- **Aim of the task**: Write the records out again, unchanged.

- **Raw data**:
---
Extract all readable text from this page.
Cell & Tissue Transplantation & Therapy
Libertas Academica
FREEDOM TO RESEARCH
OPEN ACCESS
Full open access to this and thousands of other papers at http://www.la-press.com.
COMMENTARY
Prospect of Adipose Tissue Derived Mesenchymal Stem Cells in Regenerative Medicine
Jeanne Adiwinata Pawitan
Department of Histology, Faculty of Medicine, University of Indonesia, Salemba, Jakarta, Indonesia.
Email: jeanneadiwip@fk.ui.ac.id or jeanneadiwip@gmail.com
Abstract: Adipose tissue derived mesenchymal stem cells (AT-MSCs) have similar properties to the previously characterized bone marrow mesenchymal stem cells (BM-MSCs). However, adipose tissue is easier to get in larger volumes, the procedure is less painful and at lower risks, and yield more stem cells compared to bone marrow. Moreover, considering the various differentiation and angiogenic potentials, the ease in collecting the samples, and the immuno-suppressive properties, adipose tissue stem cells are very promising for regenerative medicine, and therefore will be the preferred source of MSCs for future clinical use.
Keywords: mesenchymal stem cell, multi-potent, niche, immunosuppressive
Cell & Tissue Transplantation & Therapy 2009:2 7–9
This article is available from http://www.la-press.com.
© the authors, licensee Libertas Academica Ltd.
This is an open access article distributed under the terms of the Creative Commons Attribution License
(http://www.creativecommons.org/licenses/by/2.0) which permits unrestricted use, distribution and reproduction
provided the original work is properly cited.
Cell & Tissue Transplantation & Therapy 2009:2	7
---
- **Result for this exercise**:
Extract all readable text from this page.
Cell & Tissue Transplantation & Therapy
Libertas Academica
FREEDOM TO RESEARCH
OPEN ACCESS
Full open access to this and thousands of other papers at http://www.la-press.com.
COMMENTARY
Prospect of Adipose Tissue Derived Mesenchymal Stem Cells in Regenerative Medicine
Jeanne Adiwinata Pawitan
Department of Histology, Faculty of Medicine, University of Indonesia, Salemba, Jakarta, Indonesia.
Email: jeanneadiwip@fk.ui.ac.id or jeanneadiwip@gmail.com
Abstract: Adipose tissue derived mesenchymal stem cells (AT-MSCs) have similar properties to the previously characterized bone marrow mesenchymal stem cells (BM-MSCs). However, adipose tissue is easier to get in larger volumes, the procedure is less painful and at lower risks, and yield more stem cells compared to bone marrow. Moreover, considering the various differentiation and angiogenic potentials, the ease in collecting the samples, and the immuno-suppressive properties, adipose tissue stem cells are very promising for regenerative medicine, and therefore will be the preferred source of MSCs for future clinical use.
Keywords: mesenchymal stem cell, multi-potent, niche, immunosuppressive
Cell & Tissue Transplantation & Therapy 2009:2 7–9
This article is available from http://www.la-press.com.
© the authors, licensee Libertas Academica Ltd.
This is an open access article distributed under the terms of the Creative Commons Attribution License
(http://www.creativecommons.org/licenses/by/2.0) which permits unrestricted use, distribution and reproduction
provided the original work is properly cited.
Cell & Tissue Transplantation & Therapy 2009:2	7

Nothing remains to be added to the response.